— Entries provided —
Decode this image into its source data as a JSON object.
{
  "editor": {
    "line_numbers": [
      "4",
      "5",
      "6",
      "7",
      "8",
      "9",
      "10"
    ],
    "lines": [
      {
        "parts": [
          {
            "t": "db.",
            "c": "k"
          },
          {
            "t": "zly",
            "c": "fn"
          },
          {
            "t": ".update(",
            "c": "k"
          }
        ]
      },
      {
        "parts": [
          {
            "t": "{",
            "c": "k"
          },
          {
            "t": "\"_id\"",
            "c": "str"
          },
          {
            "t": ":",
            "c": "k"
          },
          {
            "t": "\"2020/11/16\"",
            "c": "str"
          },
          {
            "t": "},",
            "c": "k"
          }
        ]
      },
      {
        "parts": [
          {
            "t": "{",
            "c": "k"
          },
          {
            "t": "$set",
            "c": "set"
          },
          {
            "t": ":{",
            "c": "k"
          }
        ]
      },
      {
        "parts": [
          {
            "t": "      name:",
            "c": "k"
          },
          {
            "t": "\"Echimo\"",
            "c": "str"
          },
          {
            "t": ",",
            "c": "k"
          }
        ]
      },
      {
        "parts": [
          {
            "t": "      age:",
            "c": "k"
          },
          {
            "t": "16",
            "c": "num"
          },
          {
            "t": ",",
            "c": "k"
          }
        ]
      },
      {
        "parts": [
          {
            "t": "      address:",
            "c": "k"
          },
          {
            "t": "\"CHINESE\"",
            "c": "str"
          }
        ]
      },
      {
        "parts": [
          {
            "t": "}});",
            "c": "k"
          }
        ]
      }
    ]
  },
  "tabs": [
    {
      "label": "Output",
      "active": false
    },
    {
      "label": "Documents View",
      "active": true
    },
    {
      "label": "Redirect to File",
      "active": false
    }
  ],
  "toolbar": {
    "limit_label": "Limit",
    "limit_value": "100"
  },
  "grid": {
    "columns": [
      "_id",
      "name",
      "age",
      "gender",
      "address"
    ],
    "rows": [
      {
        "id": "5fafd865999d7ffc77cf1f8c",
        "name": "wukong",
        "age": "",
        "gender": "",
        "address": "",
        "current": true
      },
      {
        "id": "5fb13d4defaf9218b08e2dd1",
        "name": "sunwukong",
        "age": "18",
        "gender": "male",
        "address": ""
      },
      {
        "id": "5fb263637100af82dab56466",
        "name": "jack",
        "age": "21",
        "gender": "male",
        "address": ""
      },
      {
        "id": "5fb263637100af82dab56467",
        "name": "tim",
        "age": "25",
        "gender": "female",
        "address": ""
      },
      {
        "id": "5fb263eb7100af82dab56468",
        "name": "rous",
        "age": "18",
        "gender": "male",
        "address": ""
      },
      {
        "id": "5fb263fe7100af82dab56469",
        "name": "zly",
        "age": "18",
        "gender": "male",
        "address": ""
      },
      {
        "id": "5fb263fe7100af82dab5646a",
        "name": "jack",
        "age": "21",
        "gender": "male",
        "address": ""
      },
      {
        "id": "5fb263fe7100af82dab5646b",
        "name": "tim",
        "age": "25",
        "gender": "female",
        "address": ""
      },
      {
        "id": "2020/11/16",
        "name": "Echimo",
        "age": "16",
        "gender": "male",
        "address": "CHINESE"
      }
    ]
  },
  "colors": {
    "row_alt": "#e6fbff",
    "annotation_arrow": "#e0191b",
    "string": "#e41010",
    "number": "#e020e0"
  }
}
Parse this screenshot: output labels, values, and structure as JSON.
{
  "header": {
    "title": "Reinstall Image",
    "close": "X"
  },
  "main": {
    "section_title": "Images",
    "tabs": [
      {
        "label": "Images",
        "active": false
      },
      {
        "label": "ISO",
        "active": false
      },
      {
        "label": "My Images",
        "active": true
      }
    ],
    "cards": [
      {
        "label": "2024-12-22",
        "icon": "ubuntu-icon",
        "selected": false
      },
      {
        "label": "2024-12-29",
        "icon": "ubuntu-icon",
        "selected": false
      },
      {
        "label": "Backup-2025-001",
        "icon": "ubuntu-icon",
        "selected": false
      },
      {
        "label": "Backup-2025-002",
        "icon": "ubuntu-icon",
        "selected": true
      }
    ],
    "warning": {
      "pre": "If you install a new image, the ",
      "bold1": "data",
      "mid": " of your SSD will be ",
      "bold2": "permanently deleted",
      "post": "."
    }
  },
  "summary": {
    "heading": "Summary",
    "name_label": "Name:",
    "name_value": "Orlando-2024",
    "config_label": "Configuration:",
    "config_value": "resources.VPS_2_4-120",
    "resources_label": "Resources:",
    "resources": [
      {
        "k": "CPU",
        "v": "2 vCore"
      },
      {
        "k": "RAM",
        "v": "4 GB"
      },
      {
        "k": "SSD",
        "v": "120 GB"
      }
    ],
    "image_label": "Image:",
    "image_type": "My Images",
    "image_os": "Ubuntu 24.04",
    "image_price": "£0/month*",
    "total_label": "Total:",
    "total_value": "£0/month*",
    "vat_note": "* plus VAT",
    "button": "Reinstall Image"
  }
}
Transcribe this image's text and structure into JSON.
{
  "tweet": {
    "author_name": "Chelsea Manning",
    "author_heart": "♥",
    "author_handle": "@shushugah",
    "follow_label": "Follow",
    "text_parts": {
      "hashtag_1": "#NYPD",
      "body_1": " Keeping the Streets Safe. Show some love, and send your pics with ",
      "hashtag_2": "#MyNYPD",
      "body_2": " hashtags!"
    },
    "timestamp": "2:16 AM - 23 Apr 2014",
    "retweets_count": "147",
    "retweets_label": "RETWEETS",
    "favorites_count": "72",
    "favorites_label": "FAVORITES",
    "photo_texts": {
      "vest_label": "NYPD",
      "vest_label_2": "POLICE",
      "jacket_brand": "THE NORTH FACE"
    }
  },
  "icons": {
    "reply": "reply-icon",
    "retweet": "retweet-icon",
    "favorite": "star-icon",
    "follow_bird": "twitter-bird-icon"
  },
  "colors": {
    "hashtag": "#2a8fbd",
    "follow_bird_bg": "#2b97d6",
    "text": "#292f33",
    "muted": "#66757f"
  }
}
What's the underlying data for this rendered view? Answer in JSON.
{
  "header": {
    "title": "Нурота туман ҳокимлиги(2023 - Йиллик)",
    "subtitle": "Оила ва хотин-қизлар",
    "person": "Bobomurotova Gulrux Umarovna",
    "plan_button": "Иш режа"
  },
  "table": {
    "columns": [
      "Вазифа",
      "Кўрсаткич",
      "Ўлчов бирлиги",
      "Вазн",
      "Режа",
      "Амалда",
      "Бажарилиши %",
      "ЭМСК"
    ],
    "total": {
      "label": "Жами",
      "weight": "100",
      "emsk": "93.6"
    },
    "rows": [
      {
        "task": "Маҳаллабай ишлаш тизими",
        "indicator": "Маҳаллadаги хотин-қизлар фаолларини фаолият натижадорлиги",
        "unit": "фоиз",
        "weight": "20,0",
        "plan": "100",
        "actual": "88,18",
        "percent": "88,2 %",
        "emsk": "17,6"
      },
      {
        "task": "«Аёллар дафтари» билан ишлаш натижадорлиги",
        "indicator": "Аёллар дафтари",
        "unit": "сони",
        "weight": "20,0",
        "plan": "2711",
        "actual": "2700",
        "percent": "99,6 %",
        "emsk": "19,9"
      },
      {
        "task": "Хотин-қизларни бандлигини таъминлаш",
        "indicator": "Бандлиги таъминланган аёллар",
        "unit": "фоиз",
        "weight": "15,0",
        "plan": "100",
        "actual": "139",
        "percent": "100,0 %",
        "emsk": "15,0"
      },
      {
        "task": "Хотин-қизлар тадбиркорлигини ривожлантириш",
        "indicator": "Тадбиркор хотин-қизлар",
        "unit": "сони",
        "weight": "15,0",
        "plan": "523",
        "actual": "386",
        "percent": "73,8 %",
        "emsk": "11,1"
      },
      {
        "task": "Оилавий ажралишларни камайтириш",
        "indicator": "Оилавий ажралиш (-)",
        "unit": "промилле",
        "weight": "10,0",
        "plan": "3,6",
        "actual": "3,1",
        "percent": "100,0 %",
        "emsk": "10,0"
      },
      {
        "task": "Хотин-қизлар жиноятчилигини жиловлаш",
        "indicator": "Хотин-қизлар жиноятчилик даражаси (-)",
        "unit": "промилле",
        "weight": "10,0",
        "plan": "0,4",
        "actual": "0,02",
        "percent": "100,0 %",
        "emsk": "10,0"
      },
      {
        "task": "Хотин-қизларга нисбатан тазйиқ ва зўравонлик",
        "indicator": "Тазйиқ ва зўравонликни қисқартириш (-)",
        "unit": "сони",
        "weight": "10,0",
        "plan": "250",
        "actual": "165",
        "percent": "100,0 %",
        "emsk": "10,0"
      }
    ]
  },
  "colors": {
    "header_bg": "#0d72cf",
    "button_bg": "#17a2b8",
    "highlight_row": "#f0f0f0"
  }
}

— Problem description —
Scan the listing above and copy all lines containing the word "Оилавий".

— The response —
        "task": "Оилавий ажралишларни камайтириш",
        "indicator": "Оилавий ажралиш (-)",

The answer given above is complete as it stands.